- Problem details
Below are records; reproduce exactly the lines from the one containing "What data populates" through the end, both included, and only those.

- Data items
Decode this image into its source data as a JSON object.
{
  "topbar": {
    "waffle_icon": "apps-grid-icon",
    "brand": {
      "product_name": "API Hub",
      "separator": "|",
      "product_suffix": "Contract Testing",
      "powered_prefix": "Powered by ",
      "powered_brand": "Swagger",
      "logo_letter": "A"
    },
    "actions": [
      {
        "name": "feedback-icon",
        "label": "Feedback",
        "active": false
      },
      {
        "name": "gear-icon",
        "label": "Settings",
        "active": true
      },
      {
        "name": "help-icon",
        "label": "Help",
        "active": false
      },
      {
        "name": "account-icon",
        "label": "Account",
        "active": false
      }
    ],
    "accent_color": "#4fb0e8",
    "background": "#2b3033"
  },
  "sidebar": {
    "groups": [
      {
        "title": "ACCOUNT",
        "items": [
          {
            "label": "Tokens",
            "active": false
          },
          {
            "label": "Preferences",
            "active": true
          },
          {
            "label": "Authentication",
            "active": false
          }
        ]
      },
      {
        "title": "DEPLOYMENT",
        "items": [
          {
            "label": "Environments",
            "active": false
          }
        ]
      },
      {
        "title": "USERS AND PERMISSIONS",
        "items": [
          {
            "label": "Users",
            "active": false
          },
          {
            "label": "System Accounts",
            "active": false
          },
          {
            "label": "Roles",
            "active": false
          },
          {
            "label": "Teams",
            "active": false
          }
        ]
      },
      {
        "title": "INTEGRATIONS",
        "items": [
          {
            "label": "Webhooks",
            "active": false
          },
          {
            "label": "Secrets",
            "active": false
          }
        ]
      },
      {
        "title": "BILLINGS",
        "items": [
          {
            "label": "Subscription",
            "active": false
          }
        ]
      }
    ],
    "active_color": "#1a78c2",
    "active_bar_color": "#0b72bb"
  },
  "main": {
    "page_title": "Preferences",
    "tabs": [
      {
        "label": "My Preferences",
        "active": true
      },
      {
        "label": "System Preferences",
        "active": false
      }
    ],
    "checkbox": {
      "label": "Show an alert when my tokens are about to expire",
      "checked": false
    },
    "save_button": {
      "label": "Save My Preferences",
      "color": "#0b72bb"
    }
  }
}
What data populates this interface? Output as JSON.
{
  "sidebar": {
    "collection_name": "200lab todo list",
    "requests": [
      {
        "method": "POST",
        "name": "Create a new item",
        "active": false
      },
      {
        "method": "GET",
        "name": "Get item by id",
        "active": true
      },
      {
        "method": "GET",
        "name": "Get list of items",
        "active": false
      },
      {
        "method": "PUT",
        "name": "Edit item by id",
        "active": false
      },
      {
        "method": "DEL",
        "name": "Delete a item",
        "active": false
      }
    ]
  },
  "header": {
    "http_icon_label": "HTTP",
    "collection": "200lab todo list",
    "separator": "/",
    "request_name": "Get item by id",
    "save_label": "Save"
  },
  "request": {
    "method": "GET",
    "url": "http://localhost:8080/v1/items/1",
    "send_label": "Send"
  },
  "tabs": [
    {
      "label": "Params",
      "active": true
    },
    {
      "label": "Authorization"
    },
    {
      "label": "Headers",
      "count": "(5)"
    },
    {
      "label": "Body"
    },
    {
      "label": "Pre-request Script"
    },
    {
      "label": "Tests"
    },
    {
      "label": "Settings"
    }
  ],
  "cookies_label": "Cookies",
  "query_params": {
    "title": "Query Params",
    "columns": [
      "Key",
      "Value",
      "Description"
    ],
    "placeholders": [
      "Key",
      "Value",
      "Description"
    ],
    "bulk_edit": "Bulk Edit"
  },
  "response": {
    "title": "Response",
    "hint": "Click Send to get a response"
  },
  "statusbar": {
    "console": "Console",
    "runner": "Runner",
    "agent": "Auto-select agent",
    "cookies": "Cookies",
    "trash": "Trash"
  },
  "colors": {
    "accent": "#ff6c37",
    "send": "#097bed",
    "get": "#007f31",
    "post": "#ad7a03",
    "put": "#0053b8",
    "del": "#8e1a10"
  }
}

- Final result
What data populates this interface? Output as JSON.
{
  "sidebar": {
    "collection_name": "200lab todo list",
    "requests": [
      {
        "method": "POST",
        "name": "Create a new item",
        "active": false
      },
      {
        "method": "GET",
        "name": "Get item by id",
        "active": true
      },
      {
        "method": "GET",
        "name": "Get list of items",
        "active": false
      },
      {
        "method": "PUT",
        "name": "Edit item by id",
        "active": false
      },
      {
        "method": "DEL",
        "name": "Delete a item",
        "active": false
      }
    ]
  },
  "header": {
    "http_icon_label": "HTTP",
    "collection": "200lab todo list",
    "separator": "/",
    "request_name": "Get item by id",
    "save_label": "Save"
  },
  "request": {
    "method": "GET",
    "url": "http://localhost:8080/v1/items/1",
    "send_label": "Send"
  },
  "tabs": [
    {
      "label": "Params",
      "active": true
    },
    {
      "label": "Authorization"
    },
    {
      "label": "Headers",
      "count": "(5)"
    },
    {
      "label": "Body"
    },
    {
      "label": "Pre-request Script"
    },
    {
      "label": "Tests"
    },
    {
      "label": "Settings"
    }
  ],
  "cookies_label": "Cookies",
  "query_params": {
    "title": "Query Params",
    "columns": [
      "Key",
      "Value",
      "Description"
    ],
    "placeholders": [
      "Key",
      "Value",
      "Description"
    ],
    "bulk_edit": "Bulk Edit"
  },
  "response": {
    "title": "Response",
    "hint": "Click Send to get a response"
  },
  "statusbar": {
    "console": "Console",
    "runner": "Runner",
    "agent": "Auto-select agent",
    "cookies": "Cookies",
    "trash": "Trash"
  },
  "colors": {
    "accent": "#ff6c37",
    "send": "#097bed",
    "get": "#007f31",
    "post": "#ad7a03",
    "put": "#0053b8",
    "del": "#8e1a10"
  }
}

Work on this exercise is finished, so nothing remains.